» **What is asked**: Filter the data below for the string "Kesehatan" and copy each matching line.

Dataset items
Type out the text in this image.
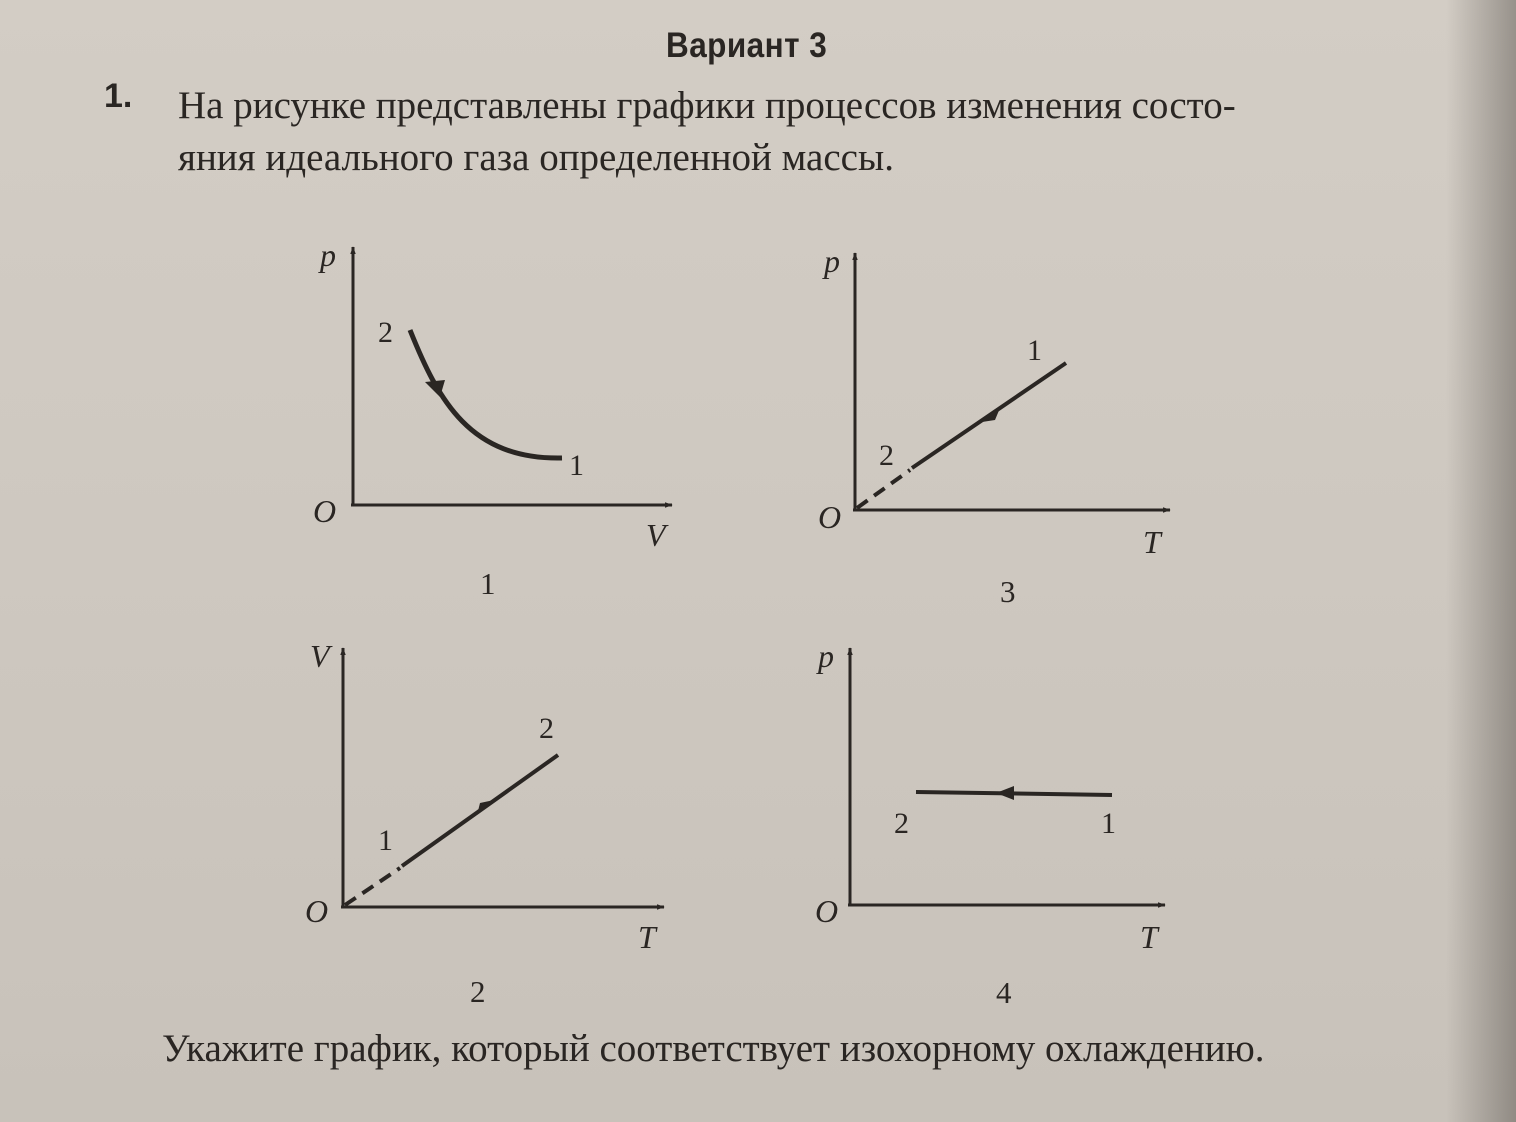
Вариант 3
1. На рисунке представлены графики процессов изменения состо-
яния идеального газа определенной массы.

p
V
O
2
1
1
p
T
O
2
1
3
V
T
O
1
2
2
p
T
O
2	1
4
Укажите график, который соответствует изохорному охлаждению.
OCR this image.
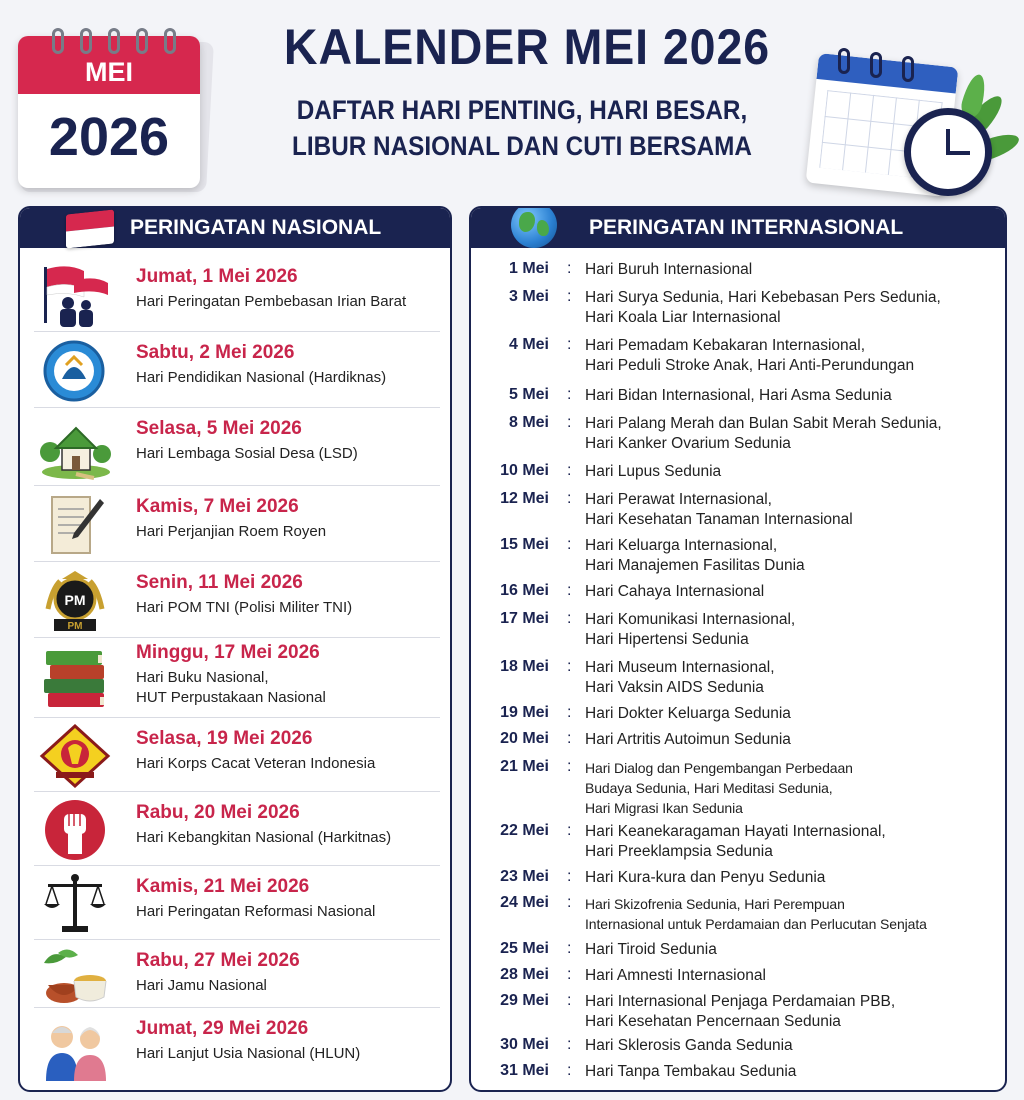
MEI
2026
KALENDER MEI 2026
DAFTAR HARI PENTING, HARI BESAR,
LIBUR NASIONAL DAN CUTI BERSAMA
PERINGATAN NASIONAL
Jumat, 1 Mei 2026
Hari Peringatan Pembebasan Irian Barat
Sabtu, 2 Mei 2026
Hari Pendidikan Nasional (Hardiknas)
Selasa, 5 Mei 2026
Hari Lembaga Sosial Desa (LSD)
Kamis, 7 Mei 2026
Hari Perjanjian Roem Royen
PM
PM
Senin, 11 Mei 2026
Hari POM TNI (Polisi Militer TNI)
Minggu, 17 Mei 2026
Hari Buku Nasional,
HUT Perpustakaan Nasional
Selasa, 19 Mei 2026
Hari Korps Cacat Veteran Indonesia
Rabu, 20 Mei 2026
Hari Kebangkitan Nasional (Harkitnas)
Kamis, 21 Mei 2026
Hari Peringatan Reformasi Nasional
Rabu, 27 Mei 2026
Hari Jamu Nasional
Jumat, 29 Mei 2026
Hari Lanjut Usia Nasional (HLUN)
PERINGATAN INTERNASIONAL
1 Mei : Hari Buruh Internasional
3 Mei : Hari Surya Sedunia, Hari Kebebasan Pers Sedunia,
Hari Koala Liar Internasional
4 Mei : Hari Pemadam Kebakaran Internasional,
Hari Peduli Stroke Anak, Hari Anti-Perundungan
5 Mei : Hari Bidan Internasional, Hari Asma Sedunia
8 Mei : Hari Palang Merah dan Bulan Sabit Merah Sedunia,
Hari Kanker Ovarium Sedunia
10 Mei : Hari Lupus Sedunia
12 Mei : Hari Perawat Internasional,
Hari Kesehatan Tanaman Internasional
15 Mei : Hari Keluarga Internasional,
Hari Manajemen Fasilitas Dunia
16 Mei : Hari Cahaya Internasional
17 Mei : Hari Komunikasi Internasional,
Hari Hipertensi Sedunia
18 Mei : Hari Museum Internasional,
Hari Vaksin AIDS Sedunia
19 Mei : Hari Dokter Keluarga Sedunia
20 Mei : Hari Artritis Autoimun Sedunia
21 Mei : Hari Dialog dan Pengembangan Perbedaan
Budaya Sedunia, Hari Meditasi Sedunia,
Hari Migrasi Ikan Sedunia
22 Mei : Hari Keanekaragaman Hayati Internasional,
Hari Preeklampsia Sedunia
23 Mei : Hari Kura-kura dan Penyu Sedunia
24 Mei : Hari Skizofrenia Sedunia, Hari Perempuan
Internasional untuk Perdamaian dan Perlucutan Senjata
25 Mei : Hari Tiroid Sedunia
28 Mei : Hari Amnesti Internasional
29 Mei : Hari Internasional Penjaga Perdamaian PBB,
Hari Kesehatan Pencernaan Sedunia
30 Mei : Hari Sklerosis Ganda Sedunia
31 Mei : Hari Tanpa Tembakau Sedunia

» **Correct response**:
Hari Kesehatan Tanaman Internasional
Hari Kesehatan Pencernaan Sedunia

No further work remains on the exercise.